■ **WHAT THE TASK ASKS**:
Each of the entries should be retyped precisely as it appears.

Saved data entries

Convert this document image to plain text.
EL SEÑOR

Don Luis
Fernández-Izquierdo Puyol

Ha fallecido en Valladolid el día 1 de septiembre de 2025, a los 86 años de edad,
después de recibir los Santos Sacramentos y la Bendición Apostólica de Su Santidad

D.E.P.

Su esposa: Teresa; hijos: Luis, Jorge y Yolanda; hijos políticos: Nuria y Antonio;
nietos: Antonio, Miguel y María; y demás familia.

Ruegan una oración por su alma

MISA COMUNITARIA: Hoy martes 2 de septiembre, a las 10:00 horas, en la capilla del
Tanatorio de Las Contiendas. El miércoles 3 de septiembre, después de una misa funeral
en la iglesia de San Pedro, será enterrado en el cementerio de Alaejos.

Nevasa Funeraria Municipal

■ **PROBLEM SOLUTION**:
Convert this document image to plain text.
EL SEÑOR

Don Luis
Fernández-Izquierdo Puyol

Ha fallecido en Valladolid el día 1 de septiembre de 2025, a los 86 años de edad,
después de recibir los Santos Sacramentos y la Bendición Apostólica de Su Santidad

D.E.P.

Su esposa: Teresa; hijos: Luis, Jorge y Yolanda; hijos políticos: Nuria y Antonio;
nietos: Antonio, Miguel y María; y demás familia.

Ruegan una oración por su alma

MISA COMUNITARIA: Hoy martes 2 de septiembre, a las 10:00 horas, en la capilla del
Tanatorio de Las Contiendas. El miércoles 3 de septiembre, después de una misa funeral
en la iglesia de San Pedro, será enterrado en el cementerio de Alaejos.

Nevasa Funeraria Municipal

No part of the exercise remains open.